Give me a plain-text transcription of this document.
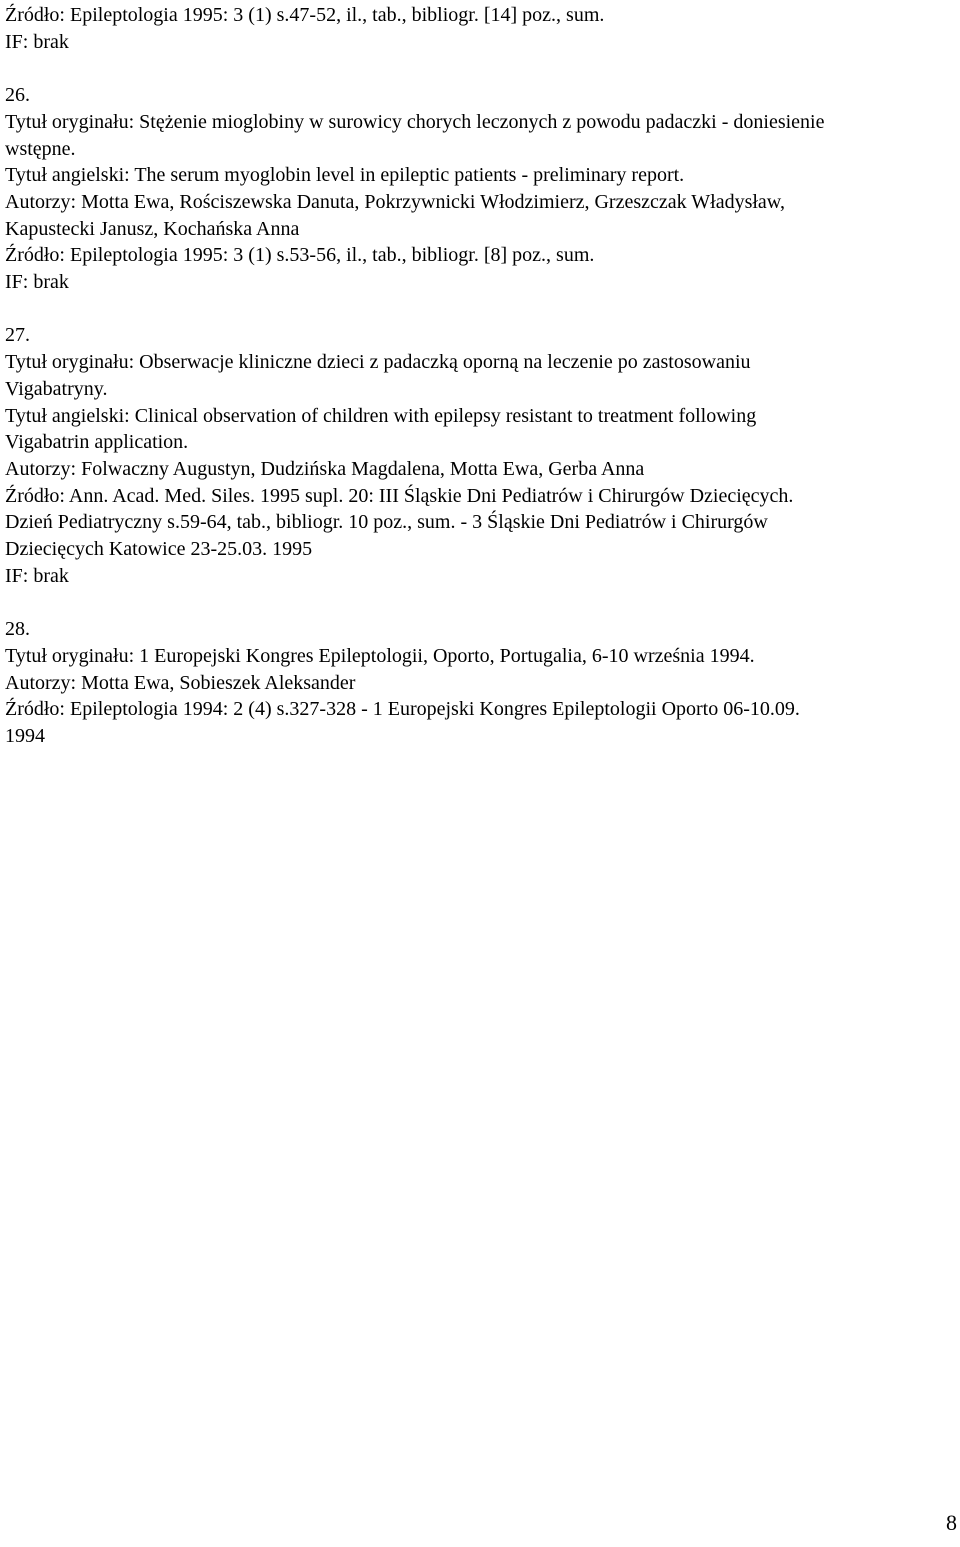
Źródło: Epileptologia 1995: 3 (1) s.47-52, il., tab., bibliogr. [14] poz., sum.
IF: brak
26.
Tytuł oryginału: Stężenie mioglobiny w surowicy chorych leczonych z powodu padaczki - doniesienie
wstępne.
Tytuł angielski: The serum myoglobin level in epileptic patients - preliminary report.
Autorzy: Motta Ewa, Rościszewska Danuta, Pokrzywnicki Włodzimierz, Grzeszczak Władysław,
Kapustecki Janusz, Kochańska Anna
Źródło: Epileptologia 1995: 3 (1) s.53-56, il., tab., bibliogr. [8] poz., sum.
IF: brak
27.
Tytuł oryginału: Obserwacje kliniczne dzieci z padaczką oporną na leczenie po zastosowaniu
Vigabatryny.
Tytuł angielski: Clinical observation of children with epilepsy resistant to treatment following
Vigabatrin application.
Autorzy: Folwaczny Augustyn, Dudzińska Magdalena, Motta Ewa, Gerba Anna
Źródło: Ann. Acad. Med. Siles. 1995 supl. 20: III Śląskie Dni Pediatrów i Chirurgów Dziecięcych.
Dzień Pediatryczny s.59-64, tab., bibliogr. 10 poz., sum. - 3 Śląskie Dni Pediatrów i Chirurgów
Dziecięcych Katowice 23-25.03. 1995
IF: brak
28.
Tytuł oryginału: 1 Europejski Kongres Epileptologii, Oporto, Portugalia, 6-10 września 1994.
Autorzy: Motta Ewa, Sobieszek Aleksander
Źródło: Epileptologia 1994: 2 (4) s.327-328 - 1 Europejski Kongres Epileptologii Oporto 06-10.09.
1994
8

:::::

## BRIEF:
From the first record to the last, restate everything exactly but omit the pictures.

## SOLUTION TO THIS TASK:
Give me a plain-text transcription of this document.
Źródło: Epileptologia 1995: 3 (1) s.47-52, il., tab., bibliogr. [14] poz., sum.
IF: brak
26.
Tytuł oryginału: Stężenie mioglobiny w surowicy chorych leczonych z powodu padaczki - doniesienie
wstępne.
Tytuł angielski: The serum myoglobin level in epileptic patients - preliminary report.
Autorzy: Motta Ewa, Rościszewska Danuta, Pokrzywnicki Włodzimierz, Grzeszczak Władysław,
Kapustecki Janusz, Kochańska Anna
Źródło: Epileptologia 1995: 3 (1) s.53-56, il., tab., bibliogr. [8] poz., sum.
IF: brak
27.
Tytuł oryginału: Obserwacje kliniczne dzieci z padaczką oporną na leczenie po zastosowaniu
Vigabatryny.
Tytuł angielski: Clinical observation of children with epilepsy resistant to treatment following
Vigabatrin application.
Autorzy: Folwaczny Augustyn, Dudzińska Magdalena, Motta Ewa, Gerba Anna
Źródło: Ann. Acad. Med. Siles. 1995 supl. 20: III Śląskie Dni Pediatrów i Chirurgów Dziecięcych.
Dzień Pediatryczny s.59-64, tab., bibliogr. 10 poz., sum. - 3 Śląskie Dni Pediatrów i Chirurgów
Dziecięcych Katowice 23-25.03. 1995
IF: brak
28.
Tytuł oryginału: 1 Europejski Kongres Epileptologii, Oporto, Portugalia, 6-10 września 1994.
Autorzy: Motta Ewa, Sobieszek Aleksander
Źródło: Epileptologia 1994: 2 (4) s.327-328 - 1 Europejski Kongres Epileptologii Oporto 06-10.09.
1994
8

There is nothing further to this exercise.